## Document extract
--------------------

Domaine Jean-Marc Morey Chassagne-Montrachet Burgundy France
HISTORY: The Morey family is an extensive one with deep roots in the village of Chassagne Montrachet. Jean-Marc Morey created his own Domaine in 1981 upon the retirement of his father Albert, who, at that point, divided his estate between his two sons (Jean-Marc and Bernard, his brother). Albert Morey was one of the first in Chassagne to bottle his own wines, beginning that tradition in 1950.
Drawing upon the rich experience he obtained while working with his father, Jean-Marc has developed a very personal style that reflects a deep commitment to the concept of "Terroir" and eschews the facility and homogeneity that characterizes many "modern" renditions of Burgundy (both red and white).
Neal Rosenthal and consequently his company, Madrose, have had the pleasure of representing the wines of Jean-Marc Morey since the 1994 vintage.

--------------------

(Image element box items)

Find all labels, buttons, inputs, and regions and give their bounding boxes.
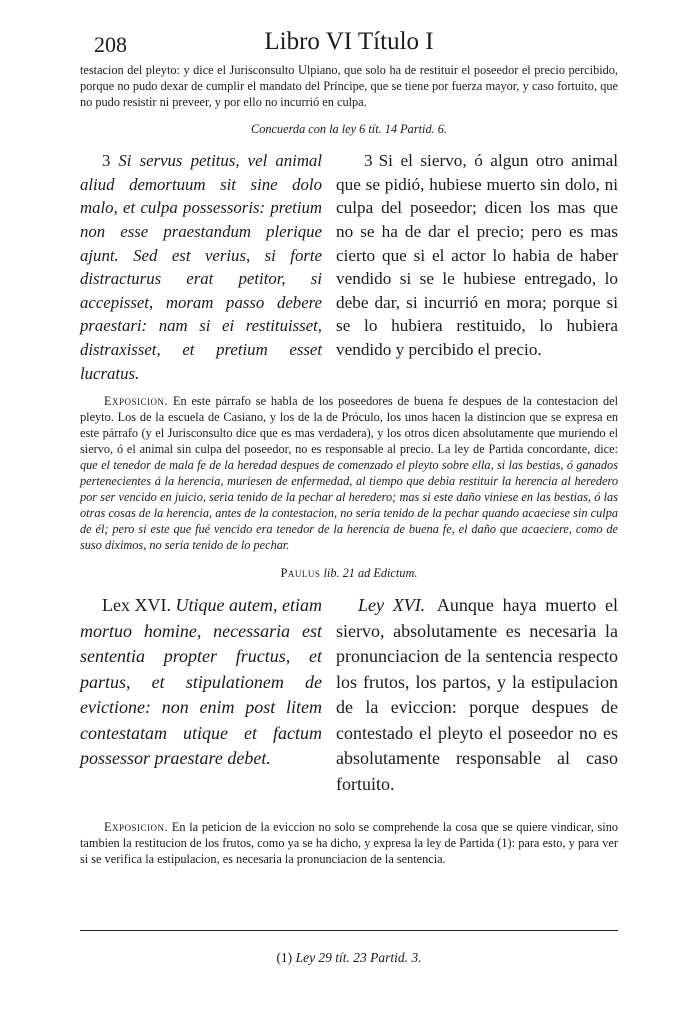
lex-16-spanish-text: Aunque haya muerto el siervo, absolutamente es necesaria la pronunciacion de la sentencia respecto los frutos, los partos, y la estipulacion de la eviccion: porque despues de contestado el pleyto el poseedor no es absolutamente responsable al caso fortuito. bbox=[336, 595, 618, 794]
exposicion-1 bbox=[80, 393, 618, 553]
lex-16-columns bbox=[80, 593, 618, 797]
footnote-rule bbox=[80, 930, 618, 931]
section-3-latin bbox=[80, 149, 322, 385]
exposicion-2 bbox=[80, 819, 618, 867]
concordance-note: Concuerda con la ley 6 tít. 14 Partid. 6. bbox=[251, 122, 447, 137]
section-3-number-spanish: 3 bbox=[364, 151, 373, 171]
section-3-number-latin: 3 bbox=[102, 151, 111, 171]
lex-16-latin bbox=[80, 593, 322, 797]
section-3-spanish bbox=[336, 149, 618, 385]
footnote-marker: (1) bbox=[276, 950, 293, 965]
lex-16-latin-heading: Lex XVI. bbox=[102, 595, 171, 616]
intro-paragraph: testacion del pleyto: y dice el Jurisconsulto Ulpiano, que solo ha de restituir el poseedor el precio percibido, porque no pudo dexar de cumplir el mandato del Príncipe, que se tiene por fuerza mayor, y caso fortuito, que no pudo resistir ni preveer, y por ello no incurrió en culpa. bbox=[80, 63, 618, 109]
exposicion-1-quote: que el tenedor de mala fe de la heredad despues de comenzado el pleyto sobre ella, si las bestias, ó ganados pertenecientes á la herencia, muriesen de enfermedad, al tiempo que debia restituir la herencia al heredero por ser vencido en juicio, seria tenido de la pechar al heredero; mas si este daño viniese en las bestias, ó las otras cosas de la herencia, antes de la contestacion, no seria tenido de la pechar quando acaeciese sin culpa de él; pero si este que fué vencido era tenedor de la herencia de buena fe, el daño que acaeciere, como de suso diximos, no seria tenido de lo pechar. bbox=[80, 458, 618, 553]
author-line bbox=[80, 566, 618, 581]
running-title: Libro VI Título I bbox=[264, 28, 434, 55]
section-3-columns bbox=[80, 149, 618, 385]
lex-16-latin-text: Utique autem, etiam mortuo homine, necessaria est sententia propter fructus, et partus, et stipulationem de evictione: non enim post litem contestatam utique et factum possessor praestare debet. bbox=[80, 595, 322, 769]
exposicion-2-label: Exposicion. bbox=[104, 820, 169, 835]
section-3-latin-text: Si servus petitus, vel animal aliud demortuum sit sine dolo malo, et culpa possessoris: pretium non esse praestandum plerique ajunt. Sed est verius, si forte distracturus erat petitor, si accepisset, moram passo debere praestari: nam si ei restituisset, distraxisset, et pretium esset lucratus. bbox=[80, 151, 322, 383]
lex-16-spanish-heading: Ley XVI. bbox=[358, 595, 426, 616]
author-source: lib. 21 ad Edictum. bbox=[323, 566, 418, 581]
lex-16-spanish bbox=[336, 593, 618, 797]
exposicion-1-text: En este párrafo se habla de los poseedores de buena fe despues de la contestacion del pleyto. Los de la escuela de Casiano, y los de la de Próculo, los unos hacen la distincion que se expresa en este párrafo (y el Jurisconsulto dice que es mas verdadera), y los otros dicen absolutamente que muriendo el siervo, ó el animal sin culpa del poseedor, no es responsable al precio. La ley de Partida concordante, dice: bbox=[80, 394, 618, 457]
page-number: 208 bbox=[94, 32, 127, 57]
book-page bbox=[80, 28, 619, 965]
exposicion-2-text: En la peticion de la eviccion no solo se comprehende la cosa que se quiere vindicar, sino tambien la restitucion de los frutos, como ya se ha dicho, y expresa la ley de Partida (1): para esto, y para ver si se verifica la estipulacion, es necesaria la pronunciacion de la sentencia. bbox=[80, 820, 619, 867]
page-header bbox=[80, 28, 618, 62]
footnote-text: Ley 29 tít. 23 Partid. 3. bbox=[295, 950, 422, 965]
author-name: Paulus bbox=[280, 566, 321, 581]
footnote bbox=[80, 950, 618, 966]
exposicion-1-label: Exposicion. bbox=[104, 394, 169, 409]
section-3-spanish-text: Si el siervo, ó algun otro animal que se pidió, hubiese muerto sin dolo, ni culpa del poseedor; dicen los mas que no se ha de dar el precio; pero es mas cierto que si el actor lo habia de haber vendido si se le hubiese entregado, lo debe dar, si incurrió en mora; porque si se lo hubiera restituido, lo hubiera vendido y percibido el precio. bbox=[336, 151, 618, 360]
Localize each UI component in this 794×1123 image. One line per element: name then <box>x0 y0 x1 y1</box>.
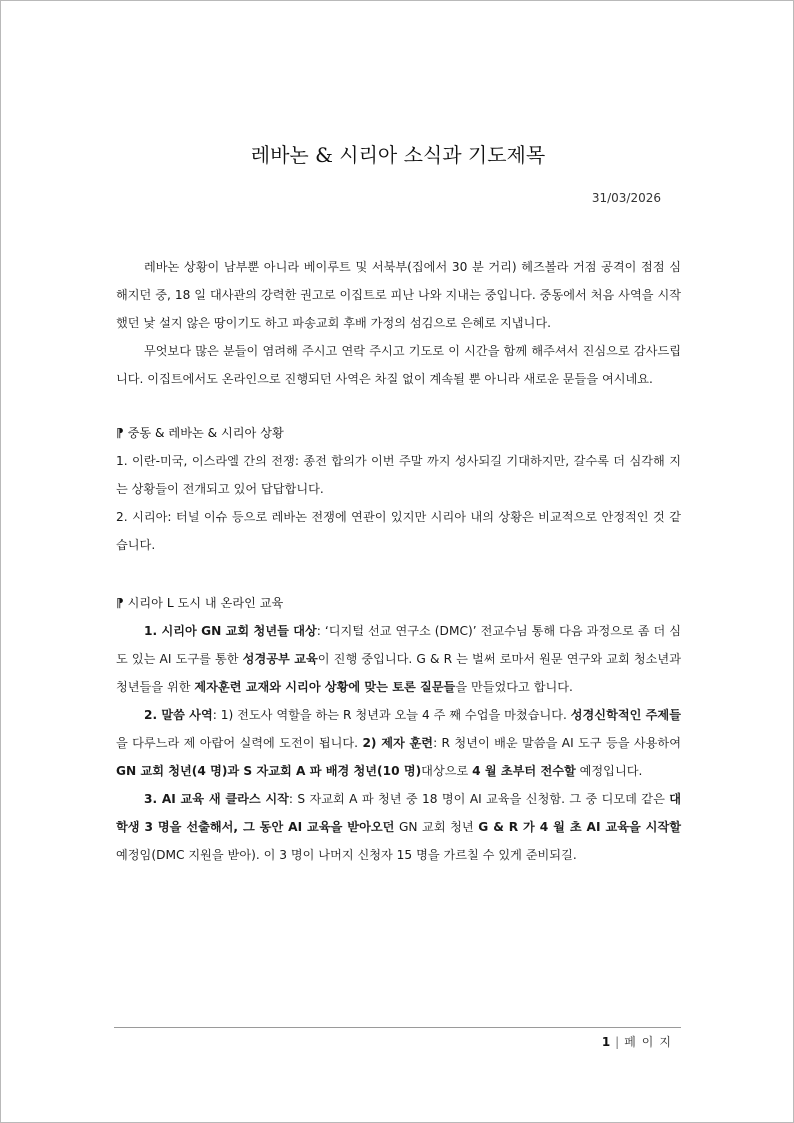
item2-text-1: : 1) 전도사 역할을 하는 R 청년과 오늘 4 주 째 수업을 마쳤습니다. <box>212 708 571 722</box>
item3-text-1: : S 자교회 A 파 청년 중 18 명이 AI 교육을 신청함. 그 중 디모데 같은 <box>288 792 670 806</box>
education-item-1 <box>116 617 681 701</box>
item1-label: 1. 시리아 GN 교회 청년들 대상 <box>144 624 317 638</box>
intro-paragraph-2: 무엇보다 많은 분들이 염려해 주시고 연락 주시고 기도로 이 시간을 함께 해주셔서 진심으로 감사드립니다. 이집트에서도 온라인으로 진행되던 사역은 차질 없이 계속될 뿐 아니라 새로운 문들을 여시네요. <box>116 344 681 386</box>
item2-bold-1: 성경신학적인 주제들 <box>570 708 681 722</box>
item3-bold-1: 대학생 3 명을 선출해서, 그 동안 AI 교육을 받아오던 <box>116 792 681 834</box>
item2-bold-3: GN 교회 청년(4 명)과 S 자교회 A 파 배경 청년(10 명) <box>116 764 422 778</box>
document-title: 레바논 & 시리아 소식과 기도제목 <box>250 143 546 167</box>
document-date: 31/03/2026 <box>591 191 661 205</box>
item1-text-3: 을 만들었다고 합니다. <box>455 680 573 694</box>
item2-bold-2: 2) 제자 훈련 <box>362 736 434 750</box>
item2-text-5: 예정입니다. <box>575 764 643 778</box>
situation-item-1: 1. 이란-미국, 이스라엘 간의 전쟁: 종전 합의가 이번 주말 까지 성사되길 기대하지만, 갈수록 더 심각해 지는 상황들이 전개되고 있어 답답합니다. <box>116 454 681 496</box>
item2-text-3: : R 청년이 배운 말씀을 AI 도구 등을 사용하여 <box>433 736 681 750</box>
situation-item-2: 2. 시리아: 터널 이슈 등으로 레바논 전쟁에 연관이 있지만 시리아 내의 상황은 비교적으로 안정적인 것 같습니다. <box>116 510 681 552</box>
item1-bold-1: 성경공부 교육 <box>242 652 318 666</box>
footer-divider <box>114 1027 681 1028</box>
footer-separator: | <box>615 1035 620 1049</box>
item2-text-4: 대상으로 <box>421 764 473 778</box>
item1-text-1: : ‘디지털 선교 연구소 (DMC)’ 전교수님 통해 다음 과정으로 좀 더 심도 있는 AI 도구를 통한 <box>116 624 681 666</box>
item1-text-2: 이 진행 중입니다. G & R 는 벌써 로마서 원문 연구와 교회 청소년과 청년들을 위한 <box>116 652 681 694</box>
item2-bold-4: 4 월 초부터 전수할 <box>472 764 576 778</box>
section-heading-situation: ⁋ 중동 & 레바논 & 시리아 상황 <box>116 426 284 440</box>
item3-bold-2: G & R 가 4 월 초 AI 교육을 시작할 <box>478 820 682 834</box>
education-item-3 <box>116 785 681 869</box>
item3-text-3: 예정임(DMC 지원을 받아). 이 3 명이 나머지 신청자 15 명을 가르칠 수 있게 준비되길. <box>116 848 577 862</box>
education-item-2 <box>116 701 681 785</box>
item1-bold-2: 제자훈련 교재와 시리아 상황에 맞는 토론 질문들 <box>194 680 456 694</box>
item2-text-2: 을 다루느라 제 아랍어 실력에 도전이 됩니다. <box>116 736 363 750</box>
page-number: 1 <box>601 1035 611 1049</box>
intro-paragraph-1: 레바논 상황이 남부뿐 아니라 베이루트 및 서북부(집에서 30 분 거리) 헤즈볼라 거점 공격이 점점 심해지던 중, 18 일 대사관의 강력한 권고로 이집트로 피난 나와 지내는 중입니다. 중동에서 처음 사역을 시작했던 낯 설지 않은 땅이기도 하고 파송교회 후배 가정의 섬김으로 은혜로 지냅니다. <box>116 260 681 330</box>
item3-text-2: GN 교회 청년 <box>394 820 479 834</box>
page-footer <box>602 1033 677 1050</box>
item2-label: 2. 말씀 사역 <box>144 708 213 722</box>
section-heading-education: ⁋ 시리아 L 도시 내 온라인 교육 <box>116 596 284 610</box>
page-label: 페이지 <box>624 1035 677 1049</box>
item3-label: 3. AI 교육 새 클라스 시작 <box>144 792 289 806</box>
document-body <box>116 253 681 869</box>
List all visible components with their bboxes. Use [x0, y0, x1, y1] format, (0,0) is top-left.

--------------------

## Written exercise 1
Decide whether each statement agrees with the Domaine Jean-Marc Morey profile, answering yes or no and quoting the words that decide it.
(a) Jean-Marc Morey created his own Domaine in 1981.
(b) Albert Morey began bottling his own wines in 1960.
(c) Albert Morey divided his estate among three sons.
## Written exercise 2
Answer these questions from the Domaine Jean-Marc Morey profile.
(a) What is the name of Jean-Marc Morey's brother?
(b) In which village does the Morey family have deep roots?
(c) Beginning with which vintage has Madrose represented the wines of Jean-Marc Morey?
## Written exercise 3
Pick up the Domaine Jean-Marc Morey profile after its last sentence and write its continuation.
The items above are material separate from the Domaine Jean-Marc Morey profile.

## Reply 1
(a) Yes: "Jean-Marc Morey created his own Domaine in 1981"
(b) No: "beginning that tradition in 1950"
(c) No: "divided his estate between his two sons"

## Reply 2
(a) Bernard
(b) Chassagne Montrachet
(c) The 1994 vintage

## Reply 3
COMPSITION OF DOMAINE: Rather than splitting individual vineyard plots in half, the brothers decided to divide the holdings among the different appellations. In that way, the already small holdings were not fragmented further, as is common in Burgundy.
Jean-Marc possesses about 8.25 hectares of vineyards spread over the villages of Chassagne, St. Aubin, Santenay, and Beaune. Production is fairly evenly divided between white and red wine. The average age of the vines is over 35 years.
Chardonnay yields average around 48 hl/ha; Pinot Noir yields are much lower, frequently coming in between 30 and 40 hl/ha. Jean-Marc does not believe in using the "green harvest" to control crop size, which usually consists of removing the tiny, immature grapes while they are still green. He prefers to control production very early in the season by removing excess buds at the moment before the vine expends its energy producing surplus flowers and clusters.
VINEYARDS: From the southern part of his holdings, Morey produces the great red Santenay 1er Cru "Grand Clos Rousseau", the classic Santenay Rouge "Comme Dessus" as well as a small amount of Santenay Blanc "Les Cornières".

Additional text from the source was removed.